— Start DATA RECORDS —

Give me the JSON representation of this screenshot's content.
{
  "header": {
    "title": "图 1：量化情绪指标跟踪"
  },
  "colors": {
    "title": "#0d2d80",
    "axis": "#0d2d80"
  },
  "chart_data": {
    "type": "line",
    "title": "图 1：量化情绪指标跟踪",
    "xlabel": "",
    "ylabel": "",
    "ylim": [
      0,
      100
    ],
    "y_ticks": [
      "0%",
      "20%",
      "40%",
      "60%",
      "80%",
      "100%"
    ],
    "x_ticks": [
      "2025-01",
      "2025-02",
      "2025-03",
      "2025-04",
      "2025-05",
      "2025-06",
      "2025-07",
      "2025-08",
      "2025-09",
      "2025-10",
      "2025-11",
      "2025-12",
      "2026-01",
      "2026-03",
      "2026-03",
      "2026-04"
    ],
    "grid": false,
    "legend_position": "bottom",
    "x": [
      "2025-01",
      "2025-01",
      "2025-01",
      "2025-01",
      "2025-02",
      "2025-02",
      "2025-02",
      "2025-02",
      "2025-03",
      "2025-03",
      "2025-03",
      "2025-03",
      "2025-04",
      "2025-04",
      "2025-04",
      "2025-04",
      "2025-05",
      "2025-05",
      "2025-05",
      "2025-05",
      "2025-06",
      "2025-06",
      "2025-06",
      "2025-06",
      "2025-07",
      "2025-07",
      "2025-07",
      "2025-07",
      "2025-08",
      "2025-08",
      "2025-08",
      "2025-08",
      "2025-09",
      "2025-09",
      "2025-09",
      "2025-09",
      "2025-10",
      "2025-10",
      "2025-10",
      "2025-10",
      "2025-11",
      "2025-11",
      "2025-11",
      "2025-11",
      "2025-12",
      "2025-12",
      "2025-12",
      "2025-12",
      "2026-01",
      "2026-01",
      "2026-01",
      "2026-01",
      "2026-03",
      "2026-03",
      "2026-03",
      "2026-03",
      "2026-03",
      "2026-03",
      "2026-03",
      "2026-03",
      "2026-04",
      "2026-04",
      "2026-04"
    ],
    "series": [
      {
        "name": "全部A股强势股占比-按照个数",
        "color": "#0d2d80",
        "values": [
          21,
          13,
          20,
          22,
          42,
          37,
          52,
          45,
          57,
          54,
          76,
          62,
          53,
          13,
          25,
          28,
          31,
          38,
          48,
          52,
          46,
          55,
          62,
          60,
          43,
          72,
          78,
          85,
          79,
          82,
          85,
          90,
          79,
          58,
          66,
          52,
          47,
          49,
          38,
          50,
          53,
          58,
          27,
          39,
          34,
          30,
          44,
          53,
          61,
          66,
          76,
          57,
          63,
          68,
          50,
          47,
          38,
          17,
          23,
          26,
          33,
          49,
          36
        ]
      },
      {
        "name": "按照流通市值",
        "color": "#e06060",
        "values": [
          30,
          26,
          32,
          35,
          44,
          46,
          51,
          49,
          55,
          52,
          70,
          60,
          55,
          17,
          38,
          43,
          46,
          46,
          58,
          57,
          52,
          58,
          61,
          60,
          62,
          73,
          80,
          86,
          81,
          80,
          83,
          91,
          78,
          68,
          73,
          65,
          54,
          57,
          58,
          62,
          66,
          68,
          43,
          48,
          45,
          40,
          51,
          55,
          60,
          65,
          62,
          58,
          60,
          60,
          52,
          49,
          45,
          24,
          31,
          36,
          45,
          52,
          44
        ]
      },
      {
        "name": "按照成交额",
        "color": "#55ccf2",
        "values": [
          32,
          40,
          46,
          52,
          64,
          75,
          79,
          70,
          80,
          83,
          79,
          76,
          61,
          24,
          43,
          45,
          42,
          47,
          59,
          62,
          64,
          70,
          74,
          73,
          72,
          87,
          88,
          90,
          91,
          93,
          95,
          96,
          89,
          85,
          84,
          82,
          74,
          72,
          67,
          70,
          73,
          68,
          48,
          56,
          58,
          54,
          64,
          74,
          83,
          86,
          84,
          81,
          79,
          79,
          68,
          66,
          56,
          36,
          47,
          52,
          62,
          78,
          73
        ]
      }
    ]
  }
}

— End DATA RECORDS —

### TASK REQUIREMENTS:
Quote all the records. Keep every word exact.

### EXERCISE OUTPUT:
Give me the JSON representation of this screenshot's content.
{
  "header": {
    "title": "图 1：量化情绪指标跟踪"
  },
  "colors": {
    "title": "#0d2d80",
    "axis": "#0d2d80"
  },
  "chart_data": {
    "type": "line",
    "title": "图 1：量化情绪指标跟踪",
    "xlabel": "",
    "ylabel": "",
    "ylim": [
      0,
      100
    ],
    "y_ticks": [
      "0%",
      "20%",
      "40%",
      "60%",
      "80%",
      "100%"
    ],
    "x_ticks": [
      "2025-01",
      "2025-02",
      "2025-03",
      "2025-04",
      "2025-05",
      "2025-06",
      "2025-07",
      "2025-08",
      "2025-09",
      "2025-10",
      "2025-11",
      "2025-12",
      "2026-01",
      "2026-03",
      "2026-03",
      "2026-04"
    ],
    "grid": false,
    "legend_position": "bottom",
    "x": [
      "2025-01",
      "2025-01",
      "2025-01",
      "2025-01",
      "2025-02",
      "2025-02",
      "2025-02",
      "2025-02",
      "2025-03",
      "2025-03",
      "2025-03",
      "2025-03",
      "2025-04",
      "2025-04",
      "2025-04",
      "2025-04",
      "2025-05",
      "2025-05",
      "2025-05",
      "2025-05",
      "2025-06",
      "2025-06",
      "2025-06",
      "2025-06",
      "2025-07",
      "2025-07",
      "2025-07",
      "2025-07",
      "2025-08",
      "2025-08",
      "2025-08",
      "2025-08",
      "2025-09",
      "2025-09",
      "2025-09",
      "2025-09",
      "2025-10",
      "2025-10",
      "2025-10",
      "2025-10",
      "2025-11",
      "2025-11",
      "2025-11",
      "2025-11",
      "2025-12",
      "2025-12",
      "2025-12",
      "2025-12",
      "2026-01",
      "2026-01",
      "2026-01",
      "2026-01",
      "2026-03",
      "2026-03",
      "2026-03",
      "2026-03",
      "2026-03",
      "2026-03",
      "2026-03",
      "2026-03",
      "2026-04",
      "2026-04",
      "2026-04"
    ],
    "series": [
      {
        "name": "全部A股强势股占比-按照个数",
        "color": "#0d2d80",
        "values": [
          21,
          13,
          20,
          22,
          42,
          37,
          52,
          45,
          57,
          54,
          76,
          62,
          53,
          13,
          25,
          28,
          31,
          38,
          48,
          52,
          46,
          55,
          62,
          60,
          43,
          72,
          78,
          85,
          79,
          82,
          85,
          90,
          79,
          58,
          66,
          52,
          47,
          49,
          38,
          50,
          53,
          58,
          27,
          39,
          34,
          30,
          44,
          53,
          61,
          66,
          76,
          57,
          63,
          68,
          50,
          47,
          38,
          17,
          23,
          26,
          33,
          49,
          36
        ]
      },
      {
        "name": "按照流通市值",
        "color": "#e06060",
        "values": [
          30,
          26,
          32,
          35,
          44,
          46,
          51,
          49,
          55,
          52,
          70,
          60,
          55,
          17,
          38,
          43,
          46,
          46,
          58,
          57,
          52,
          58,
          61,
          60,
          62,
          73,
          80,
          86,
          81,
          80,
          83,
          91,
          78,
          68,
          73,
          65,
          54,
          57,
          58,
          62,
          66,
          68,
          43,
          48,
          45,
          40,
          51,
          55,
          60,
          65,
          62,
          58,
          60,
          60,
          52,
          49,
          45,
          24,
          31,
          36,
          45,
          52,
          44
        ]
      },
      {
        "name": "按照成交额",
        "color": "#55ccf2",
        "values": [
          32,
          40,
          46,
          52,
          64,
          75,
          79,
          70,
          80,
          83,
          79,
          76,
          61,
          24,
          43,
          45,
          42,
          47,
          59,
          62,
          64,
          70,
          74,
          73,
          72,
          87,
          88,
          90,
          91,
          93,
          95,
          96,
          89,
          85,
          84,
          82,
          74,
          72,
          67,
          70,
          73,
          68,
          48,
          56,
          58,
          54,
          64,
          74,
          83,
          86,
          84,
          81,
          79,
          79,
          68,
          66,
          56,
          36,
          47,
          52,
          62,
          78,
          73
        ]
      }
    ]
  }
}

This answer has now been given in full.